* [PROBLEM]
Gather all lines in the entries that include the word "keuzes".

* [MATERIAL PROVIDED]
>> start

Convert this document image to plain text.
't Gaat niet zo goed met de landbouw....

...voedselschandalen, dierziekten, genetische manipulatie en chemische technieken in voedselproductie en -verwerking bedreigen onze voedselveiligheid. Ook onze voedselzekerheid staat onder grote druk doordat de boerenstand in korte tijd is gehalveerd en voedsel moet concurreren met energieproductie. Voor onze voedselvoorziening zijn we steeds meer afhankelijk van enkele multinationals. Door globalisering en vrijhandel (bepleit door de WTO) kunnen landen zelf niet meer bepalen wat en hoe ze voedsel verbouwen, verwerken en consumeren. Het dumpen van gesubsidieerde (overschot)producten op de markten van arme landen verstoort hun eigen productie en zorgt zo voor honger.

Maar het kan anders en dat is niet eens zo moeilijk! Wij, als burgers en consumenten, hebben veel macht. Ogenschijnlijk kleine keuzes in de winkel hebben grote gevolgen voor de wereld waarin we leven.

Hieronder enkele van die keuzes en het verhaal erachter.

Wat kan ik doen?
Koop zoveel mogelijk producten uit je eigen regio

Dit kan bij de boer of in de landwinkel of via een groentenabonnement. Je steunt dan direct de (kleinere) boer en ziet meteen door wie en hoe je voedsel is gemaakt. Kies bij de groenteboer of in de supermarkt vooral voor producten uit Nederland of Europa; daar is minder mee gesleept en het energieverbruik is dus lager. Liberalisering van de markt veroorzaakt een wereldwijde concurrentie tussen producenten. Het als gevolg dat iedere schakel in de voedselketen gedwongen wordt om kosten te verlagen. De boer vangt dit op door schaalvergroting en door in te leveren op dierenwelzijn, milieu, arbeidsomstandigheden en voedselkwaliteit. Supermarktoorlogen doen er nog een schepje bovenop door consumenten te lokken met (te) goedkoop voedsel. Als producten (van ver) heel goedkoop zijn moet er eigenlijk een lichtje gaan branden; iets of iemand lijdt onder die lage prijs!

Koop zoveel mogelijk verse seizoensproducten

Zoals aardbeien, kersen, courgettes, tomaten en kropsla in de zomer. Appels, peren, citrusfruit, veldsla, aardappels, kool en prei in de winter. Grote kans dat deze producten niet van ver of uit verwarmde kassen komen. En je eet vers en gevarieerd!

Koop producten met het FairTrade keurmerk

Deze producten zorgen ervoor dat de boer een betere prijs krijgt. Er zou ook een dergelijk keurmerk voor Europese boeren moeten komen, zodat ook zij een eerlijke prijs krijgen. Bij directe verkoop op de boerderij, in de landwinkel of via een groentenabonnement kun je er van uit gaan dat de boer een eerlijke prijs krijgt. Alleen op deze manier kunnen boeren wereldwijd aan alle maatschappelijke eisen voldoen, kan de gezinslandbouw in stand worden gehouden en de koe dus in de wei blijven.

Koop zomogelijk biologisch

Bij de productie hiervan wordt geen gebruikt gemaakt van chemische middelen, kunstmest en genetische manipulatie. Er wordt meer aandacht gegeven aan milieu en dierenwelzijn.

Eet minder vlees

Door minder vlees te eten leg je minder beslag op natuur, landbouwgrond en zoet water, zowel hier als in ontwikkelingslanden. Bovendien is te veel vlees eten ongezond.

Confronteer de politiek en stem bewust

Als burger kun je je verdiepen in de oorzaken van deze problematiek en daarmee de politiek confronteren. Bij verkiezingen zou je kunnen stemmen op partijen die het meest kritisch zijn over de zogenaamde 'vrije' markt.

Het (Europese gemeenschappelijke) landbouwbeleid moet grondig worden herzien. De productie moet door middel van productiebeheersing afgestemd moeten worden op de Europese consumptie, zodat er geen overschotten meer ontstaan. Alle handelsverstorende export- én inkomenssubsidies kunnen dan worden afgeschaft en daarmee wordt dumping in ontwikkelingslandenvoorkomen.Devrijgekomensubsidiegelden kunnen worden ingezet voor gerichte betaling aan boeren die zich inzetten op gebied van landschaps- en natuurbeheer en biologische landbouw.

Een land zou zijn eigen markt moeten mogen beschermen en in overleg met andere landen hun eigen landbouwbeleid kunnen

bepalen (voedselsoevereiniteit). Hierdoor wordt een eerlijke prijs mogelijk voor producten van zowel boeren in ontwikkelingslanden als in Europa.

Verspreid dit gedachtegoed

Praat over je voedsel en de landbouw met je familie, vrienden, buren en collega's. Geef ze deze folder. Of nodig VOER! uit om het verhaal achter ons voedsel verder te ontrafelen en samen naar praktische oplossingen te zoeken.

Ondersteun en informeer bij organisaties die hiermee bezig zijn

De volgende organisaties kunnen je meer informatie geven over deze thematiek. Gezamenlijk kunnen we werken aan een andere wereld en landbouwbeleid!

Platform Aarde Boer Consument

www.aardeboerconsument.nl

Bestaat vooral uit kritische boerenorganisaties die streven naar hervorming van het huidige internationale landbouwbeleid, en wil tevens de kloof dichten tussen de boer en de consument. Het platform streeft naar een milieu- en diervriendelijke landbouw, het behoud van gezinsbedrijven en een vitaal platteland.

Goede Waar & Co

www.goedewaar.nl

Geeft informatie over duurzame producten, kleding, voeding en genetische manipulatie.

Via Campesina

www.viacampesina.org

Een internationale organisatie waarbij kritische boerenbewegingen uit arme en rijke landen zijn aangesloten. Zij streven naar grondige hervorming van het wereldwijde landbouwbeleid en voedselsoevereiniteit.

>> end

* [WRITTEN RESPONSE]
Maar het kan anders en dat is niet eens zo moeilijk! Wij, als burgers en consumenten, hebben veel macht. Ogenschijnlijk kleine keuzes in de winkel hebben grote gevolgen voor de wereld waarin we leven.
Hieronder enkele van die keuzes en het verhaal erachter.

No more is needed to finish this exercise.